» **To do**: Within the data that follows, how many lines carry the string "Tuhanku"? Give the number alone.

======== Supplied records

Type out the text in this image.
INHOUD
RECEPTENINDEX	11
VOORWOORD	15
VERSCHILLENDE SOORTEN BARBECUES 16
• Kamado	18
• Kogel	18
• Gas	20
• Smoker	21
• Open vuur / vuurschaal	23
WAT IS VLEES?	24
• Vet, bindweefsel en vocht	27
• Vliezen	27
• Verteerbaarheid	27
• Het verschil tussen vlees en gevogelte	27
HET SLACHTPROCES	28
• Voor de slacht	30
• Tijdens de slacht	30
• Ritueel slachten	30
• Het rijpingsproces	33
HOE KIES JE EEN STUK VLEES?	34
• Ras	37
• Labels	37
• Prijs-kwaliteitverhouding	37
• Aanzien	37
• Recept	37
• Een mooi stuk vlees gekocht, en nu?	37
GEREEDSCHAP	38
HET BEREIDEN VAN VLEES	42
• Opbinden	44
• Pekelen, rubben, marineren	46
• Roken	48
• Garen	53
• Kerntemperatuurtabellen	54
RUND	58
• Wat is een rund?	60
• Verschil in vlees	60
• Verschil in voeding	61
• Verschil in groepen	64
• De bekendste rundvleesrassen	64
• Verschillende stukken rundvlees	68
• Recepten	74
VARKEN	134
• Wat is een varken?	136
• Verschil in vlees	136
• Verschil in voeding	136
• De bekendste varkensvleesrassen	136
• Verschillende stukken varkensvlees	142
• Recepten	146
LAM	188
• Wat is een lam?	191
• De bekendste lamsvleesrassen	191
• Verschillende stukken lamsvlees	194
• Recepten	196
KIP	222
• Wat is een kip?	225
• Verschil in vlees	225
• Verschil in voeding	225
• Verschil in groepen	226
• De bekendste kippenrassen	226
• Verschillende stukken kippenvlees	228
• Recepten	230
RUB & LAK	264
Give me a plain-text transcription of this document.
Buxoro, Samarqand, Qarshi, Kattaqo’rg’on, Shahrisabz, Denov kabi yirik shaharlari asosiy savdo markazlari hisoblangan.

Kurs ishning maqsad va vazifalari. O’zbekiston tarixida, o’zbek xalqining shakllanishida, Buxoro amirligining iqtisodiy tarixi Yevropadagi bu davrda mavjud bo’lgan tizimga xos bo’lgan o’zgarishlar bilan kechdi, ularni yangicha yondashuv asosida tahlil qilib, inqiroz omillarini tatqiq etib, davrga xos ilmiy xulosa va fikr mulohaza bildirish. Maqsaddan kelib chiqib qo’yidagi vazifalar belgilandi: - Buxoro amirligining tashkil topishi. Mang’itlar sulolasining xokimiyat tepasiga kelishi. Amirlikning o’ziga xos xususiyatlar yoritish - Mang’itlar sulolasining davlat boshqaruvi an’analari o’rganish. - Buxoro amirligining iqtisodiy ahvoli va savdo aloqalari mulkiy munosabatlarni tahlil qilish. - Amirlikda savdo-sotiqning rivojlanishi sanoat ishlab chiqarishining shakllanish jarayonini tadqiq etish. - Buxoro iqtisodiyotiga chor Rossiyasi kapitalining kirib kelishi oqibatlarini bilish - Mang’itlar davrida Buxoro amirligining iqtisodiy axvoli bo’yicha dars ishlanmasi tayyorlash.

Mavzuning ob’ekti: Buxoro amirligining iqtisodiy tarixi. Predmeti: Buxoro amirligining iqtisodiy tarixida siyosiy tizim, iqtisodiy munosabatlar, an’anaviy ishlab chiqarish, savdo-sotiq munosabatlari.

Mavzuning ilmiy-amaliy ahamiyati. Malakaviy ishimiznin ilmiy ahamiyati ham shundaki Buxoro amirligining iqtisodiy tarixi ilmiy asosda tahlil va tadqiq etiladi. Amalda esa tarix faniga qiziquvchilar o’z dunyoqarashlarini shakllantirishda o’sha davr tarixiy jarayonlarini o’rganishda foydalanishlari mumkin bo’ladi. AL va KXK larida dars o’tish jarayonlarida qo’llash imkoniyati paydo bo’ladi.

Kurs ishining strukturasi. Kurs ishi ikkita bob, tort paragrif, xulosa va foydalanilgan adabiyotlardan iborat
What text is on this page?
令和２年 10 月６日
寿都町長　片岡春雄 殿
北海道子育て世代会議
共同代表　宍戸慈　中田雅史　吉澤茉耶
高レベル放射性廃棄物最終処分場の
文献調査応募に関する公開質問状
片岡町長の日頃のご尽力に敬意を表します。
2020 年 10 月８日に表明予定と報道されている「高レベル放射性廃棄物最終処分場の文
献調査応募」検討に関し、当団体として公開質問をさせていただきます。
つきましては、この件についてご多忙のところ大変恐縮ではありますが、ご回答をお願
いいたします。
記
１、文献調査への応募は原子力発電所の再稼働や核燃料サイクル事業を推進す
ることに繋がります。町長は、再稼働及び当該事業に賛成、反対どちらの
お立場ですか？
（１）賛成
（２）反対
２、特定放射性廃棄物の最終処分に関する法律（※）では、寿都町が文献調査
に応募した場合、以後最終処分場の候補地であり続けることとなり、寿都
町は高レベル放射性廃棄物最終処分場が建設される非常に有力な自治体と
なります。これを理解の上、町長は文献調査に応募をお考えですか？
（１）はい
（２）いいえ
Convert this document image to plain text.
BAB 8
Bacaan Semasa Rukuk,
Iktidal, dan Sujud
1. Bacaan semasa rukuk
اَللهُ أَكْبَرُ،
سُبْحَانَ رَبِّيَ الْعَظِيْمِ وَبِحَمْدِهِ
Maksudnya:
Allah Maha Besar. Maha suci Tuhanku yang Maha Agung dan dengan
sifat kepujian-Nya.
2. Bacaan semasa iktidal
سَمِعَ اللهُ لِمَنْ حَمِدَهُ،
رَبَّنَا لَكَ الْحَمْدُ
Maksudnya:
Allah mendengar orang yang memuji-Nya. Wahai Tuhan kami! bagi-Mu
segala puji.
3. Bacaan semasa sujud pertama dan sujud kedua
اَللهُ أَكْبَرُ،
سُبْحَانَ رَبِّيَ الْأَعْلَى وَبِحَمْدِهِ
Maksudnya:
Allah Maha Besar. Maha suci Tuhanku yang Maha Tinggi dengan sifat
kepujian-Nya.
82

================

» **Solution to the problem**: 2